• What to work on
The required output is a single number: how many lines of the material contain the string "的坐标为".
--- --- ---
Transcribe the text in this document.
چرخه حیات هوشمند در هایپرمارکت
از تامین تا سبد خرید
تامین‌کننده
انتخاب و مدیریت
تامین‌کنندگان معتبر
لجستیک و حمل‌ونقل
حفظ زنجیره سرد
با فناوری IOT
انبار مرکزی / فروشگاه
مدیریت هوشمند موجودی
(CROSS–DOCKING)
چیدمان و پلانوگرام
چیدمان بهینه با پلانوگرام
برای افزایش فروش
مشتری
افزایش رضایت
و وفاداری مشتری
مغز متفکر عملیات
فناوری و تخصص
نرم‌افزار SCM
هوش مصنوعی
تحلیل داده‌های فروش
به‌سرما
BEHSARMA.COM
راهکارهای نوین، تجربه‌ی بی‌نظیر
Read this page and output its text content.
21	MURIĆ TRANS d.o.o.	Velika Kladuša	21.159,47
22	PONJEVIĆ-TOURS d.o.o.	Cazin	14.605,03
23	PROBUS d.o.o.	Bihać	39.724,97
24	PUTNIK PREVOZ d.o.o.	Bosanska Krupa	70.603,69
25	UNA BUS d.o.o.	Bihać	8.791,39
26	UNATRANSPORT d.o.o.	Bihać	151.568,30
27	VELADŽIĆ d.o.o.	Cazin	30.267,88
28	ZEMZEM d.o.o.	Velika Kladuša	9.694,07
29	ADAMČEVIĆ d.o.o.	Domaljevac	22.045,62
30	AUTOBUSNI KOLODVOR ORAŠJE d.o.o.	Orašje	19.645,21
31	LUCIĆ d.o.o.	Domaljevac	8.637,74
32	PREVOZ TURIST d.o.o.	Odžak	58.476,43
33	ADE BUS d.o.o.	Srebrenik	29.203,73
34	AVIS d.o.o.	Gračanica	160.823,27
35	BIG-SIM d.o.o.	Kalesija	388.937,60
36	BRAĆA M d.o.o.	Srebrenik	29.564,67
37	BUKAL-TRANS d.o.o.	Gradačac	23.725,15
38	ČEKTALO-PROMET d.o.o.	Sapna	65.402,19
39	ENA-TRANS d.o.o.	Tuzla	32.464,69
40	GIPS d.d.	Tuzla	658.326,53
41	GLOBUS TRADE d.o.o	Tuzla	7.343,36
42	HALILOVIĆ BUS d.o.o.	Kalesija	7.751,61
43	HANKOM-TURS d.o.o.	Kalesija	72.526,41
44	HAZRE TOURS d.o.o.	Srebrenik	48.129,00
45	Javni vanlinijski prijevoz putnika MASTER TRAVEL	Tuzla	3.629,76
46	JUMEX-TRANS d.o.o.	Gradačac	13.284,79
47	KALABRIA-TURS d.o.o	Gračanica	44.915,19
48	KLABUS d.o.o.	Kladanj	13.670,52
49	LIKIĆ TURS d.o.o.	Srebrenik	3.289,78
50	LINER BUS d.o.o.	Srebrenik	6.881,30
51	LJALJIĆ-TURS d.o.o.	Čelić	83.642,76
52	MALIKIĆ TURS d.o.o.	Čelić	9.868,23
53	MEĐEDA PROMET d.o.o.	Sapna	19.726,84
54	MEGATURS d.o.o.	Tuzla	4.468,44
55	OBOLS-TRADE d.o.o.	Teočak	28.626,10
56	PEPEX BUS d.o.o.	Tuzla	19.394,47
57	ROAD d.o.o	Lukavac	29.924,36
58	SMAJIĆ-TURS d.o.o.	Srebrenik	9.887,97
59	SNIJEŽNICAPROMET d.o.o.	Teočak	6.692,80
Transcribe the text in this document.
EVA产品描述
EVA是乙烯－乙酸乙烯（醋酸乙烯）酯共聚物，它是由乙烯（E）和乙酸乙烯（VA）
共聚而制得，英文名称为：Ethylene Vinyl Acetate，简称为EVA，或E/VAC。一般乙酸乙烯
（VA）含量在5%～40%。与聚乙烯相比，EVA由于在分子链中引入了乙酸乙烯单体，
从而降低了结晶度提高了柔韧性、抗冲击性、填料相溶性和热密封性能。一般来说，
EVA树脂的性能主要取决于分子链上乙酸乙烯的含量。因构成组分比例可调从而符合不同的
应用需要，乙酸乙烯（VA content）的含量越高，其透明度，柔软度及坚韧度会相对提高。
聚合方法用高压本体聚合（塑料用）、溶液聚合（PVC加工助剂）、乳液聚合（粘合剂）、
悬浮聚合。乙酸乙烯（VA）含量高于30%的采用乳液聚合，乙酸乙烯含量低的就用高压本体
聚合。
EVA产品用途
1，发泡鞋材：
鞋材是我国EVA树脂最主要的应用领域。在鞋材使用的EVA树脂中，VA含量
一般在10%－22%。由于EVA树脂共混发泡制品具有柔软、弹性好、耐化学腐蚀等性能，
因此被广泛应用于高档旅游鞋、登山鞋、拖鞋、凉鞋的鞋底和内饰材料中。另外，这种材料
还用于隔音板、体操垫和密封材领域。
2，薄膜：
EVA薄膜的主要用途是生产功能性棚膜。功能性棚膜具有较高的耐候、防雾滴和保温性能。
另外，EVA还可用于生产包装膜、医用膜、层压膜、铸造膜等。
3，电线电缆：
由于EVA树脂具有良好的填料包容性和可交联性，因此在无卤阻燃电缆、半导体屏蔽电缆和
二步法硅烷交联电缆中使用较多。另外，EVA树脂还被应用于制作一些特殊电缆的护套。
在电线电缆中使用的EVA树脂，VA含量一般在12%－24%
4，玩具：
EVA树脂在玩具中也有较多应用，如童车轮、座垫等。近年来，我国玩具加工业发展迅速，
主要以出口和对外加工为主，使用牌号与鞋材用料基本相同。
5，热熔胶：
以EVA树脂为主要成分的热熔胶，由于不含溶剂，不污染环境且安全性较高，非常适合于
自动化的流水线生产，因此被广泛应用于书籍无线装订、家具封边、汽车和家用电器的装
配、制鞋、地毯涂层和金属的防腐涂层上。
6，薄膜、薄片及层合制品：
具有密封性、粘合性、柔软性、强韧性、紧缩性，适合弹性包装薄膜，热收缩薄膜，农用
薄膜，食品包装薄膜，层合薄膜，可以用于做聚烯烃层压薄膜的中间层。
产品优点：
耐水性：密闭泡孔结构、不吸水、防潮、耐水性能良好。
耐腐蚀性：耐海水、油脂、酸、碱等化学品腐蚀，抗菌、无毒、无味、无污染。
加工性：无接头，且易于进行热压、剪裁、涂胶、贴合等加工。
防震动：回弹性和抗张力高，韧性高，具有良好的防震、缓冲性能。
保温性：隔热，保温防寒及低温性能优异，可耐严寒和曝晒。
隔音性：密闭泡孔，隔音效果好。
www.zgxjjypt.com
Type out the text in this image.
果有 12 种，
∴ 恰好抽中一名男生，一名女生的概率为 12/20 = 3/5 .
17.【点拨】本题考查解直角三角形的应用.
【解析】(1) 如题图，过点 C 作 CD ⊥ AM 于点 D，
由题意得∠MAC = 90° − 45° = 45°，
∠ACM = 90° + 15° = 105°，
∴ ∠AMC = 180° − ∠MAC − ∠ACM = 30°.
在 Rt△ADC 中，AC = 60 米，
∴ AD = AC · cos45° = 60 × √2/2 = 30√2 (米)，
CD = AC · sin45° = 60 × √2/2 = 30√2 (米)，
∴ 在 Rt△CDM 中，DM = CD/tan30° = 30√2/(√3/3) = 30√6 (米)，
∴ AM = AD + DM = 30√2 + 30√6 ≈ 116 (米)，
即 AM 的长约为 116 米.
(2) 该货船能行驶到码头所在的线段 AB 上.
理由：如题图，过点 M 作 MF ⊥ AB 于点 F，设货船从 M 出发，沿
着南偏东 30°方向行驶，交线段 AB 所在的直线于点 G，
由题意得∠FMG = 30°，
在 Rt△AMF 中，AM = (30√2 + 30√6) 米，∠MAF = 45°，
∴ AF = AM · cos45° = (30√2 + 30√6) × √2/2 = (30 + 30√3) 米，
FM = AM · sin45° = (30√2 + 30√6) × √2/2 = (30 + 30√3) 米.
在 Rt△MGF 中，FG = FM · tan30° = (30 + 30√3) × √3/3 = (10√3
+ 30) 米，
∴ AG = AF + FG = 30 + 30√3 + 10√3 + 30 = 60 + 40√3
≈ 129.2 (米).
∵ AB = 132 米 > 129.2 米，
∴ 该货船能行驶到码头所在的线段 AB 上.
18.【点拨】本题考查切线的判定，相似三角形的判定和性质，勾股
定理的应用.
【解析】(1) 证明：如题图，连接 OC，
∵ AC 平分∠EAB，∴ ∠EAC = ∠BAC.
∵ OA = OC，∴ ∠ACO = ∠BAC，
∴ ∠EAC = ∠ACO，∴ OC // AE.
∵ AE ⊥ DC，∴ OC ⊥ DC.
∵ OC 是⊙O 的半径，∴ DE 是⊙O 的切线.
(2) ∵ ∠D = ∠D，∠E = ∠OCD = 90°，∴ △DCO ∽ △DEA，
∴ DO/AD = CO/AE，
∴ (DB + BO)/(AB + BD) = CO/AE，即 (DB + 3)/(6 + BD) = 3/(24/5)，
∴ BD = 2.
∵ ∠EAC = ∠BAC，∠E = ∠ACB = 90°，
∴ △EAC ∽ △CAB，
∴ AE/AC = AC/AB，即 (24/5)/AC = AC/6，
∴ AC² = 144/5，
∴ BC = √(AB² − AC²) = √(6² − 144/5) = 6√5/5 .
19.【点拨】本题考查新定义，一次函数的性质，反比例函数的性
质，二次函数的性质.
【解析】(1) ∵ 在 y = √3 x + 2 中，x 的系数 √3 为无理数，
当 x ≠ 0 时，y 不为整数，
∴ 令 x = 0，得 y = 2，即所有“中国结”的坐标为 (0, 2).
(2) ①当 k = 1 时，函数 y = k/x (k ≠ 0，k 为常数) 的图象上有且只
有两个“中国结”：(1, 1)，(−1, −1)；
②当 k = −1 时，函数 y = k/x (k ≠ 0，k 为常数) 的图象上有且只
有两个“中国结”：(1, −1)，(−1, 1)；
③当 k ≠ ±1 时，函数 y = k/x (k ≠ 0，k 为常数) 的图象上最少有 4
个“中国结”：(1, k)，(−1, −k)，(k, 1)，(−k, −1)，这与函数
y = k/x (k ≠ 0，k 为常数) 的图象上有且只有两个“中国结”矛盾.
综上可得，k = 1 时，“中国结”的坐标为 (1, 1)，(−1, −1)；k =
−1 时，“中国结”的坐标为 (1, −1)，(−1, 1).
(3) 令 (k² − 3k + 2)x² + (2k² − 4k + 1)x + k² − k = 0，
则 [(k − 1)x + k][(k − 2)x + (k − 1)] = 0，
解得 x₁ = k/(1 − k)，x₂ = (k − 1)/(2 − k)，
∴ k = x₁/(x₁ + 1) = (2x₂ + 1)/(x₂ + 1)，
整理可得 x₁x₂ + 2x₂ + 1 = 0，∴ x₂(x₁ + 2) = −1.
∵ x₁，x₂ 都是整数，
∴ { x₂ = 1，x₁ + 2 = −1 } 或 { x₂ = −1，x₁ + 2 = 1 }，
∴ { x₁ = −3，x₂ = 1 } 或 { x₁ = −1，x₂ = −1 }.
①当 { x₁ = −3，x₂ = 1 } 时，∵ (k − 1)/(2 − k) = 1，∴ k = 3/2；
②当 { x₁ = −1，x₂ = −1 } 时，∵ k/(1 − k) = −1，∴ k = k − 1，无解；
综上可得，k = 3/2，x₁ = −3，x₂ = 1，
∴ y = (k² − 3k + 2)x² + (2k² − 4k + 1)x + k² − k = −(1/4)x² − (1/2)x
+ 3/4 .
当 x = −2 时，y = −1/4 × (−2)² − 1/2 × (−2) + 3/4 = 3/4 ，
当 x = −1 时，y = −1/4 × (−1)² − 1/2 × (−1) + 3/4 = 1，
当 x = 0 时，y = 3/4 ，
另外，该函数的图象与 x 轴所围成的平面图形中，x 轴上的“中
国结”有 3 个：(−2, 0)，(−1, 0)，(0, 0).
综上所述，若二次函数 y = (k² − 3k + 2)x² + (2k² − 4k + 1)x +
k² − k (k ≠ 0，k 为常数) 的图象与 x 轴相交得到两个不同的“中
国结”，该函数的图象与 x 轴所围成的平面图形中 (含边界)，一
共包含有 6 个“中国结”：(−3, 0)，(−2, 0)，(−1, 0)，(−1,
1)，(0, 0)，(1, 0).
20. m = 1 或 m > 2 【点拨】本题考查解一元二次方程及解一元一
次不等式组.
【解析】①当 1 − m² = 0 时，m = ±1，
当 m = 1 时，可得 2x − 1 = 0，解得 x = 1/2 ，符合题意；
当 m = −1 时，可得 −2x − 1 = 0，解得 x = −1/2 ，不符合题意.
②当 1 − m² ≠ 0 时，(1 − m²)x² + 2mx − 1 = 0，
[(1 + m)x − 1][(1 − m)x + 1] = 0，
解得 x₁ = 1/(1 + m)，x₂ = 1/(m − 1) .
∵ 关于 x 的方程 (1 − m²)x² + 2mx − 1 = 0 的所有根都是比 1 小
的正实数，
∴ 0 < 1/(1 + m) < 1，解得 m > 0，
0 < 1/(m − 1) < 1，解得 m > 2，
--- --- ---
• Task response
3